REQUIREMENTS ▸ Word for word, copy all the data and drop the pictures.

▶

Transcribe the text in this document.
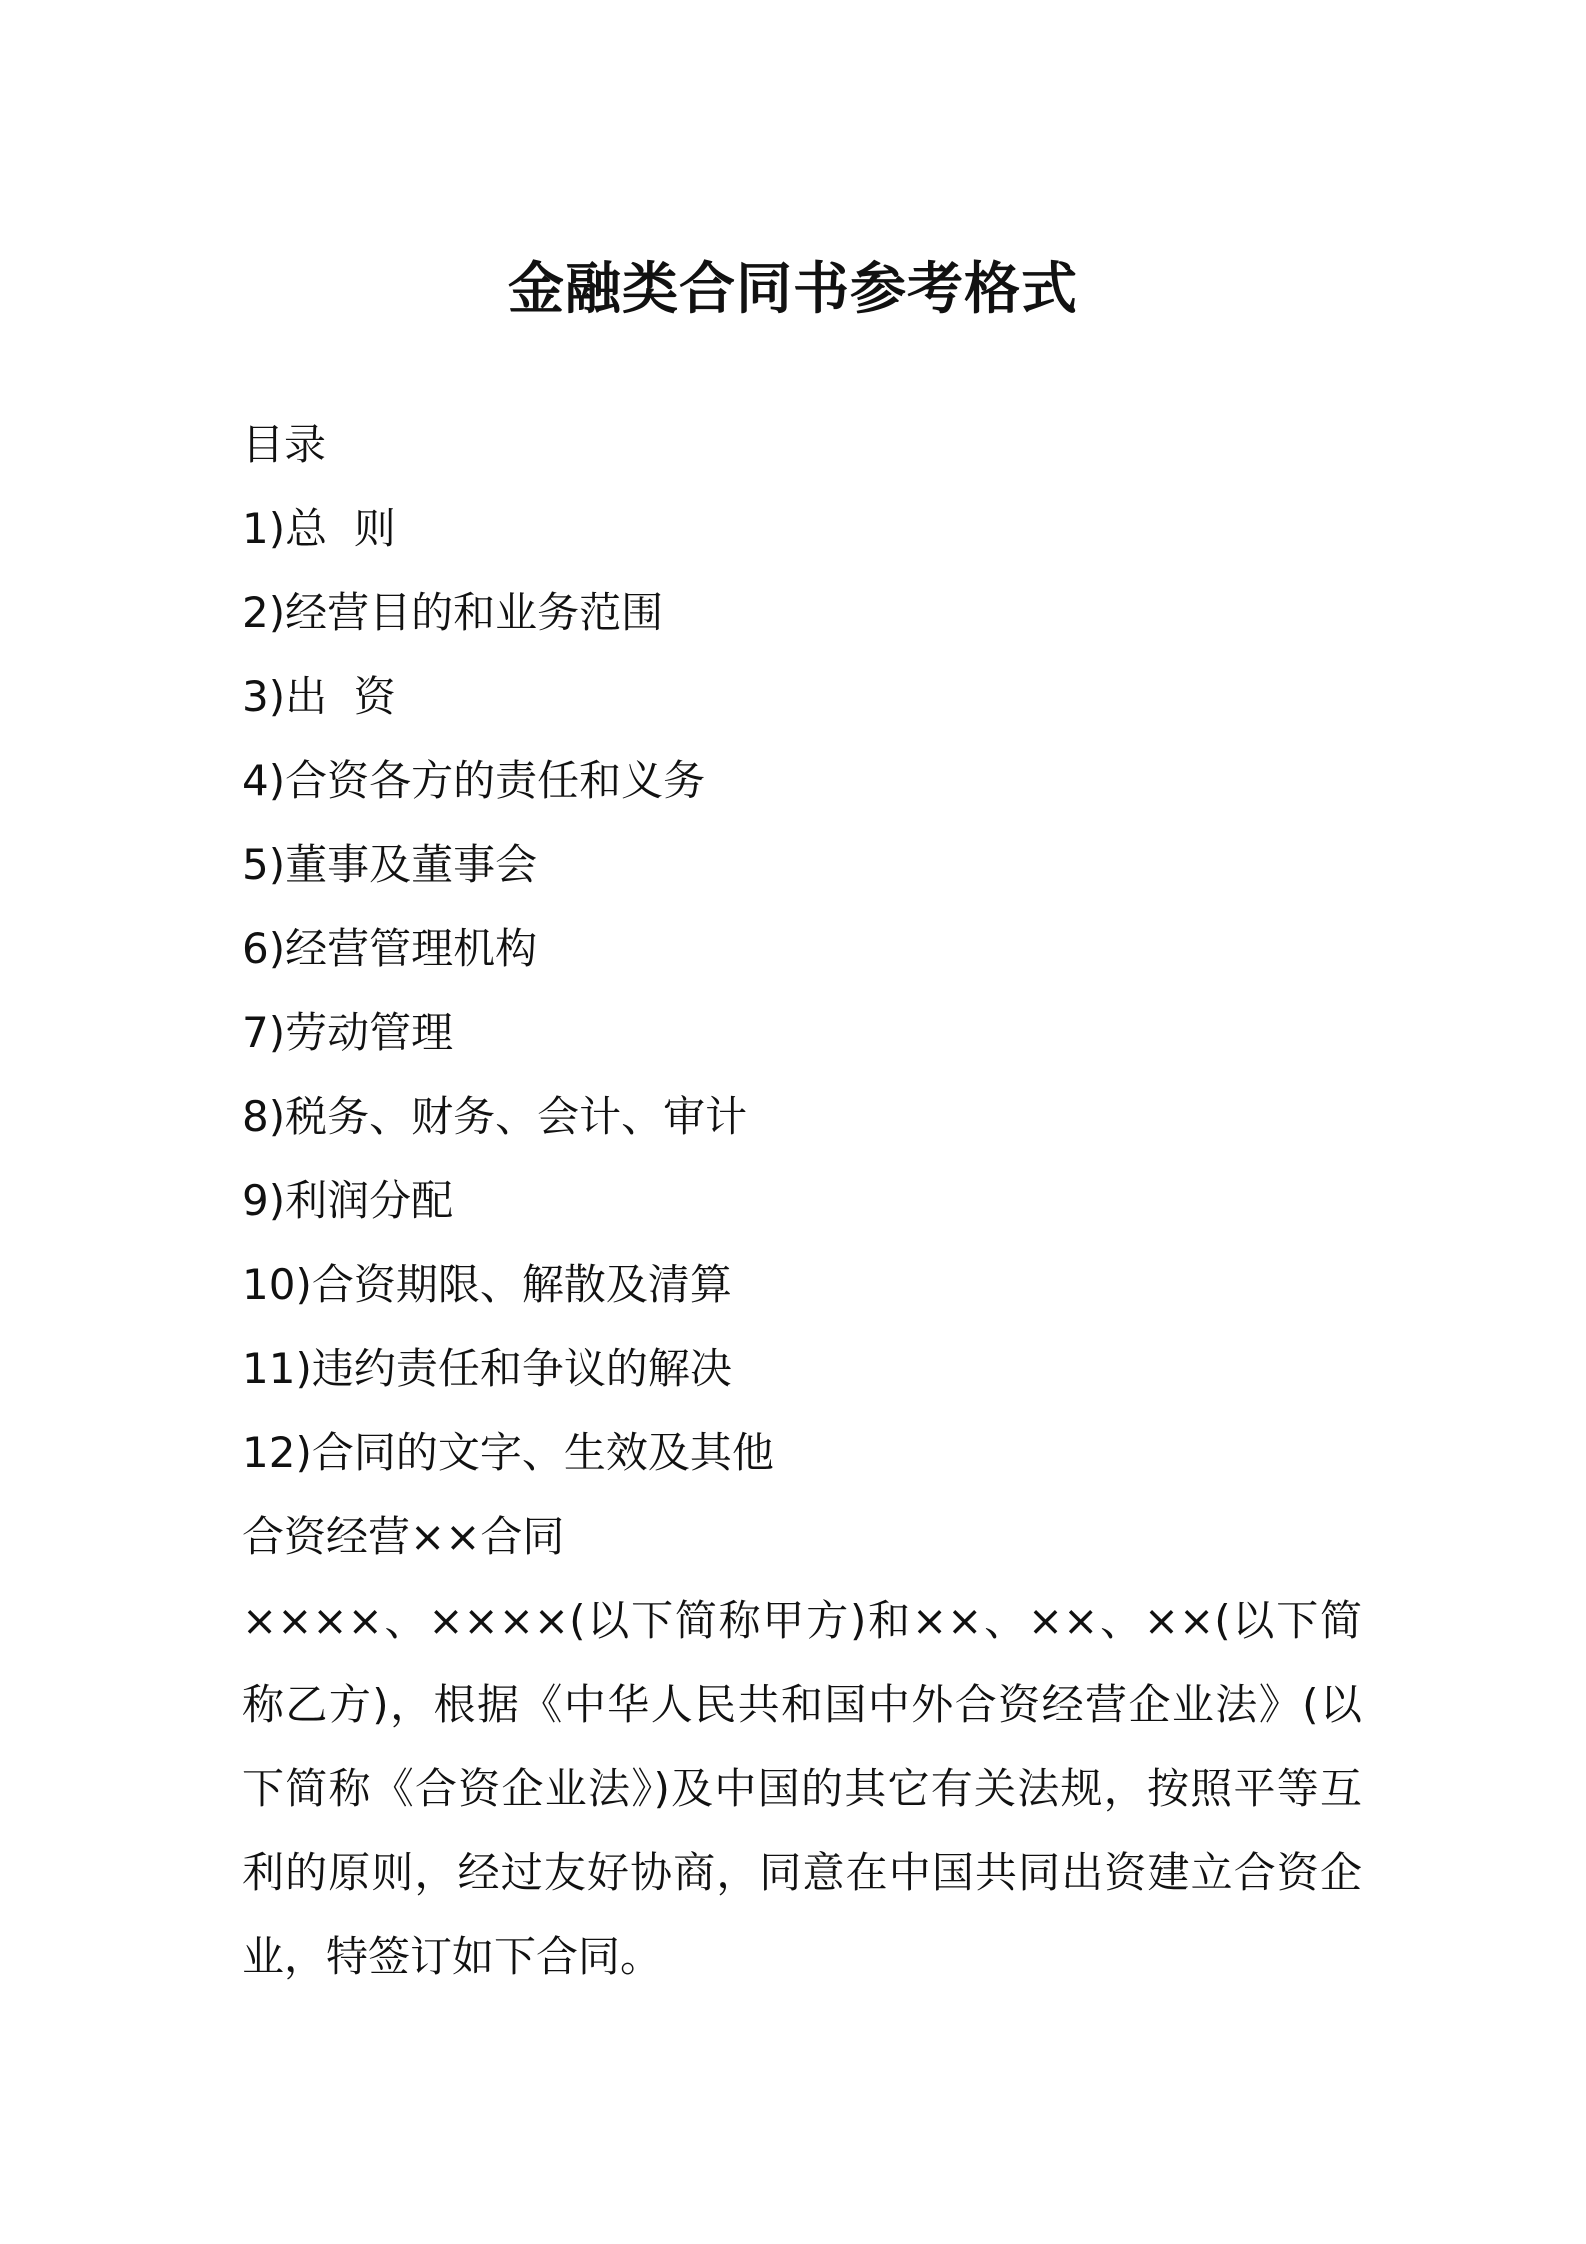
金融类合同书参考格式
目录
1)总  则
2)经营目的和业务范围
3)出  资
4)合资各方的责任和义务
5)董事及董事会
6)经营管理机构
7)劳动管理
8)税务、财务、会计、审计
9)利润分配
10)合资期限、解散及清算
11)违约责任和争议的解决
12)合同的文字、生效及其他
合资经营××合同

××××、××××(以下简称甲方)和××、××、××(以下简称乙方)，根据《中华人民共和国中外合资经营企业法》(以下简称《合资企业法》)及中国的其它有关法规，按照平等互利的原则，经过友好协商，同意在中国共同出资建立合资企业，特签订如下合同。
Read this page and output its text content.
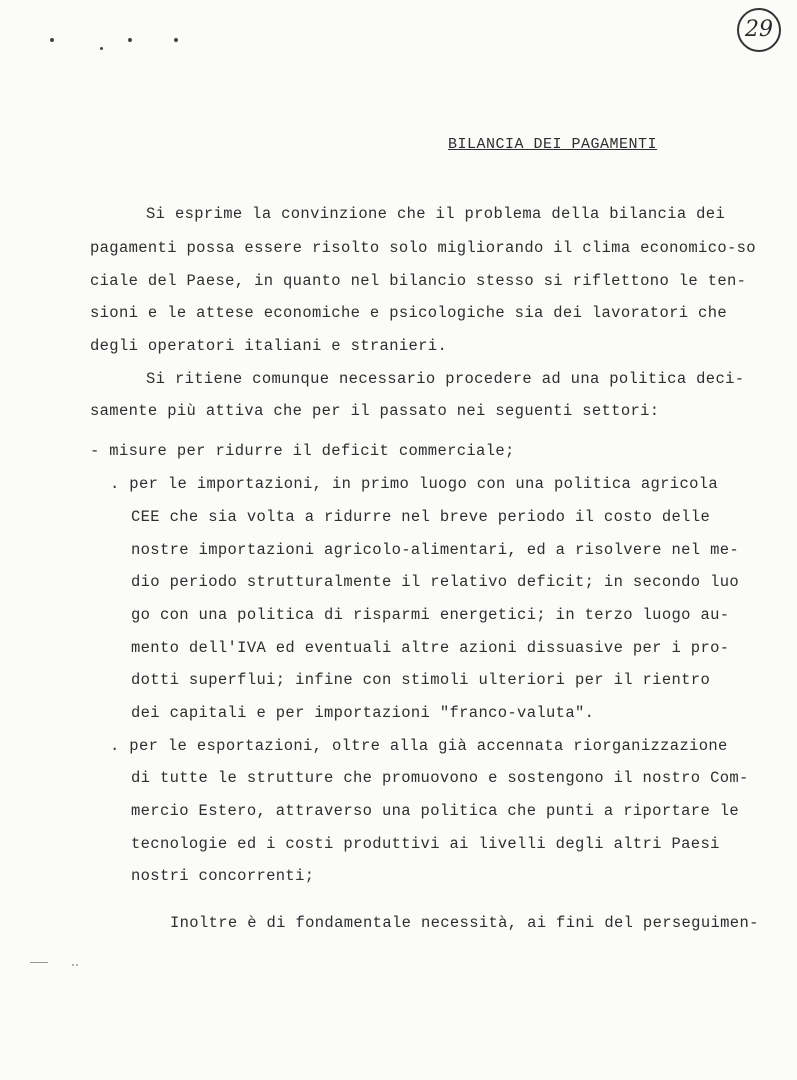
29
BILANCIA DEI PAGAMENTI
Si esprime la convinzione che il problema della bilancia dei
pagamenti possa essere risolto solo migliorando il clima economico-so
ciale del Paese, in quanto nel bilancio stesso si riflettono le ten-
sioni e le attese economiche e psicologiche sia dei lavoratori che
degli operatori italiani e stranieri.
Si ritiene comunque necessario procedere ad una politica deci-
samente più attiva che per il passato nei seguenti settori:
- misure per ridurre il deficit commerciale;
. per le importazioni, in primo luogo con una politica agricola
CEE che sia volta a ridurre nel breve periodo il costo delle
nostre importazioni agricolo-alimentari, ed a risolvere nel me-
dio periodo strutturalmente il relativo deficit; in secondo luo
go con una politica di risparmi energetici; in terzo luogo au-
mento dell'IVA ed eventuali altre azioni dissuasive per i pro-
dotti superflui; infine con stimoli ulteriori per il rientro
dei capitali e per importazioni "franco-valuta".
. per le esportazioni, oltre alla già accennata riorganizzazione
di tutte le strutture che promuovono e sostengono il nostro Com-
mercio Estero, attraverso una politica che punti a riportare le
tecnologie ed i costi produttivi ai livelli degli altri Paesi
nostri concorrenti;
Inoltre è di fondamentale necessità, ai fini del perseguimen-
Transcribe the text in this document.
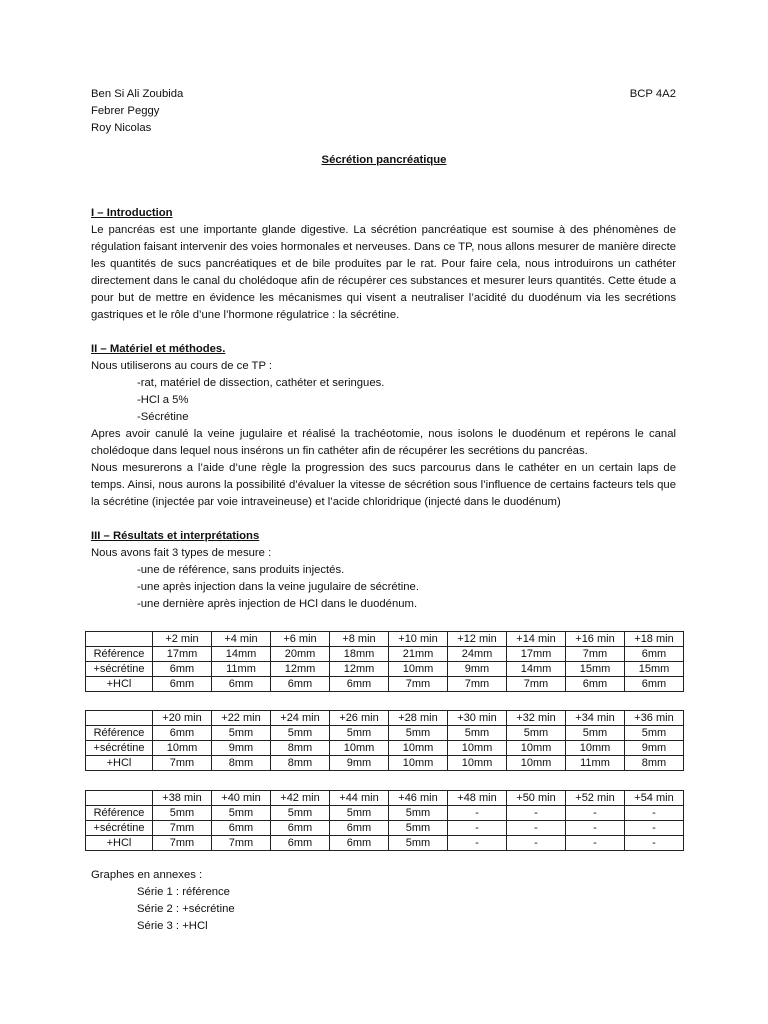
Ben Si Ali Zoubida
Febrer Peggy
Roy Nicolas
BCP 4A2
Sécrétion pancréatique
I – Introduction
Le pancréas est une importante glande digestive. La sécrétion pancréatique est soumise à des phénomènes de régulation faisant intervenir des voies hormonales et nerveuses. Dans ce TP, nous allons mesurer de manière directe les quantités de sucs pancréatiques et de bile produites par le rat. Pour faire cela, nous introduirons un cathéter directement dans le canal du cholédoque afin de récupérer ces substances et mesurer leurs quantités. Cette étude a pour but de mettre en évidence les mécanismes qui visent a neutraliser l’acidité du duodénum via les secrétions gastriques et le rôle d’une l’hormone régulatrice : la sécrétine.
II – Matériel et méthodes.
Nous utiliserons au cours de ce TP :
-rat, matériel de dissection, cathéter et seringues.
-HCl a 5%
-Sécrétine
Apres avoir canulé la veine jugulaire et réalisé la trachéotomie, nous isolons le duodénum et repérons le canal cholédoque dans lequel nous insérons un fin cathéter afin de récupérer les secrétions du pancréas.
Nous mesurerons a l’aide d’une règle la progression des sucs parcourus dans le cathéter en un certain laps de temps. Ainsi, nous aurons la possibilité d’évaluer la vitesse de sécrétion sous l’influence de certains facteurs tels que la sécrétine (injectée par voie intraveineuse) et l’acide chloridrique (injecté dans le duodénum)
III – Résultats et interprétations
Nous avons fait 3 types de mesure :
-une de référence, sans produits injectés.
-une après injection dans la veine jugulaire de sécrétine.
-une dernière après injection de HCl dans le duodénum.
	+2 min	+4 min	+6 min	+8 min	+10 min	+12 min	+14 min	+16 min	+18 min
Référence	17mm	14mm	20mm	18mm	21mm	24mm	17mm	7mm	6mm
+sécrétine	6mm	11mm	12mm	12mm	10mm	9mm	14mm	15mm	15mm
+HCl	6mm	6mm	6mm	6mm	7mm	7mm	7mm	6mm	6mm
	+20 min	+22 min	+24 min	+26 min	+28 min	+30 min	+32 min	+34 min	+36 min
Référence	6mm	5mm	5mm	5mm	5mm	5mm	5mm	5mm	5mm
+sécrétine	10mm	9mm	8mm	10mm	10mm	10mm	10mm	10mm	9mm
+HCl	7mm	8mm	8mm	9mm	10mm	10mm	10mm	11mm	8mm
	+38 min	+40 min	+42 min	+44 min	+46 min	+48 min	+50 min	+52 min	+54 min
Référence	5mm	5mm	5mm	5mm	5mm	-	-	-	-
+sécrétine	7mm	6mm	6mm	6mm	5mm	-	-	-	-
+HCl	7mm	7mm	6mm	6mm	5mm	-	-	-	-
Graphes en annexes :
Série 1 : référence
Série 2 : +sécrétine
Série 3 : +HCl
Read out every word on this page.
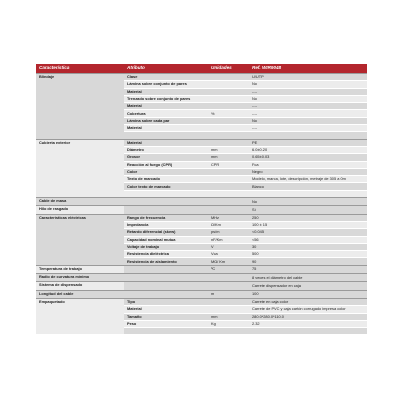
Característica	Atributo	Unidades	Ref. WIR9048
Blindaje	Clase		U/UTP
	Lámina sobre conjunto de pares		No
	Material		----
	Trenzado sobre conjunto de pares		No
	Material		----
	Cobertura	%	----
	Lámina sobre cada par		No
	Material		----

Cubierta exterior	Material		PE
	Diámetro	mm	6.0±0.20
	Grosor	mm	0.65±0.03
	Reacción al fuego (CPR)	CPR	Fca
	Color		Negro
	Texto de marcado		Modelo, marca, lote, descripción, metraje de 305 a 0m
	Color texto de marcado		Blanco

Cable de masa			No
Hilo de rasgado			Sí
Características eléctricas	Rango de frecuencia	MHz	250
	Impedancia	Ω/Km	100 ± 15
	Retardo diferencial (skew)	ps/m	<0.045
	Capacidad nominal mutua	nF/Km	<56
	Voltaje de trabajo	V	30
	Resistencia dieléctrica	Vca	500
	Resistencia de aislamiento	MΩ/ Km	90
Temperatura de trabajo		ºC	75
Radio de curvatura mínimo			8 veces el diámetro del cable
Sistema de dispensado			Carrete dispensador en caja
Longitud del cable		m	100
Empaquetado	Tipo		Carrete en caja color
	Material		Carrete de PVC y caja cartón corrugado impresa color
	Tamaño	mm	280.0*280.0*110.0
	Peso	Kg	2.32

◀

FINISHED TASK ▸
Transcribe the text in this document.
金融类合同书参考格式
目录
1)总  则
2)经营目的和业务范围
3)出  资
4)合资各方的责任和义务
5)董事及董事会
6)经营管理机构
7)劳动管理
8)税务、财务、会计、审计
9)利润分配
10)合资期限、解散及清算
11)违约责任和争议的解决
12)合同的文字、生效及其他
合资经营××合同

××××、××××(以下简称甲方)和××、××、××(以下简称乙方)，根据《中华人民共和国中外合资经营企业法》(以下简称《合资企业法》)及中国的其它有关法规，按照平等互利的原则，经过友好协商，同意在中国共同出资建立合资企业，特签订如下合同。
Read this page and output its text content.
29
BILANCIA DEI PAGAMENTI
Si esprime la convinzione che il problema della bilancia dei
pagamenti possa essere risolto solo migliorando il clima economico-so
ciale del Paese, in quanto nel bilancio stesso si riflettono le ten-
sioni e le attese economiche e psicologiche sia dei lavoratori che
degli operatori italiani e stranieri.
Si ritiene comunque necessario procedere ad una politica deci-
samente più attiva che per il passato nei seguenti settori:
- misure per ridurre il deficit commerciale;
. per le importazioni, in primo luogo con una politica agricola
CEE che sia volta a ridurre nel breve periodo il costo delle
nostre importazioni agricolo-alimentari, ed a risolvere nel me-
dio periodo strutturalmente il relativo deficit; in secondo luo
go con una politica di risparmi energetici; in terzo luogo au-
mento dell'IVA ed eventuali altre azioni dissuasive per i pro-
dotti superflui; infine con stimoli ulteriori per il rientro
dei capitali e per importazioni "franco-valuta".
. per le esportazioni, oltre alla già accennata riorganizzazione
di tutte le strutture che promuovono e sostengono il nostro Com-
mercio Estero, attraverso una politica che punti a riportare le
tecnologie ed i costi produttivi ai livelli degli altri Paesi
nostri concorrenti;
Inoltre è di fondamentale necessità, ai fini del perseguimen-
Transcribe the text in this document.
Ben Si Ali Zoubida
Febrer Peggy
Roy Nicolas
BCP 4A2
Sécrétion pancréatique
I – Introduction
Le pancréas est une importante glande digestive. La sécrétion pancréatique est soumise à des phénomènes de régulation faisant intervenir des voies hormonales et nerveuses. Dans ce TP, nous allons mesurer de manière directe les quantités de sucs pancréatiques et de bile produites par le rat. Pour faire cela, nous introduirons un cathéter directement dans le canal du cholédoque afin de récupérer ces substances et mesurer leurs quantités. Cette étude a pour but de mettre en évidence les mécanismes qui visent a neutraliser l’acidité du duodénum via les secrétions gastriques et le rôle d’une l’hormone régulatrice : la sécrétine.
II – Matériel et méthodes.
Nous utiliserons au cours de ce TP :
-rat, matériel de dissection, cathéter et seringues.
-HCl a 5%
-Sécrétine
Apres avoir canulé la veine jugulaire et réalisé la trachéotomie, nous isolons le duodénum et repérons le canal cholédoque dans lequel nous insérons un fin cathéter afin de récupérer les secrétions du pancréas.
Nous mesurerons a l’aide d’une règle la progression des sucs parcourus dans le cathéter en un certain laps de temps. Ainsi, nous aurons la possibilité d’évaluer la vitesse de sécrétion sous l’influence de certains facteurs tels que la sécrétine (injectée par voie intraveineuse) et l’acide chloridrique (injecté dans le duodénum)
III – Résultats et interprétations
Nous avons fait 3 types de mesure :
-une de référence, sans produits injectés.
-une après injection dans la veine jugulaire de sécrétine.
-une dernière après injection de HCl dans le duodénum.
	+2 min	+4 min	+6 min	+8 min	+10 min	+12 min	+14 min	+16 min	+18 min
Référence	17mm	14mm	20mm	18mm	21mm	24mm	17mm	7mm	6mm
+sécrétine	6mm	11mm	12mm	12mm	10mm	9mm	14mm	15mm	15mm
+HCl	6mm	6mm	6mm	6mm	7mm	7mm	7mm	6mm	6mm
	+20 min	+22 min	+24 min	+26 min	+28 min	+30 min	+32 min	+34 min	+36 min
Référence	6mm	5mm	5mm	5mm	5mm	5mm	5mm	5mm	5mm
+sécrétine	10mm	9mm	8mm	10mm	10mm	10mm	10mm	10mm	9mm
+HCl	7mm	8mm	8mm	9mm	10mm	10mm	10mm	11mm	8mm
	+38 min	+40 min	+42 min	+44 min	+46 min	+48 min	+50 min	+52 min	+54 min
Référence	5mm	5mm	5mm	5mm	5mm	-	-	-	-
+sécrétine	7mm	6mm	6mm	6mm	5mm	-	-	-	-
+HCl	7mm	7mm	6mm	6mm	5mm	-	-	-	-
Graphes en annexes :
Série 1 : référence
Série 2 : +sécrétine
Série 3 : +HCl
Read out every word on this page.
Característica	Atributo	Unidades	Ref. WIR9048
Blindaje	Clase		U/UTP
	Lámina sobre conjunto de pares		No
	Material		----
	Trenzado sobre conjunto de pares		No
	Material		----
	Cobertura	%	----
	Lámina sobre cada par		No
	Material		----

Cubierta exterior	Material		PE
	Diámetro	mm	6.0±0.20
	Grosor	mm	0.65±0.03
	Reacción al fuego (CPR)	CPR	Fca
	Color		Negro
	Texto de marcado		Modelo, marca, lote, descripción, metraje de 305 a 0m
	Color texto de marcado		Blanco

Cable de masa			No
Hilo de rasgado			Sí
Características eléctricas	Rango de frecuencia	MHz	250
	Impedancia	Ω/Km	100 ± 15
	Retardo diferencial (skew)	ps/m	<0.045
	Capacidad nominal mutua	nF/Km	<56
	Voltaje de trabajo	V	30
	Resistencia dieléctrica	Vca	500
	Resistencia de aislamiento	MΩ/ Km	90
Temperatura de trabajo		ºC	75
Radio de curvatura mínimo			8 veces el diámetro del cable
Sistema de dispensado			Carrete dispensador en caja
Longitud del cable		m	100
Empaquetado	Tipo		Carrete en caja color
	Material		Carrete de PVC y caja cartón corrugado impresa color
	Tamaño	mm	280.0*280.0*110.0
	Peso	Kg	2.32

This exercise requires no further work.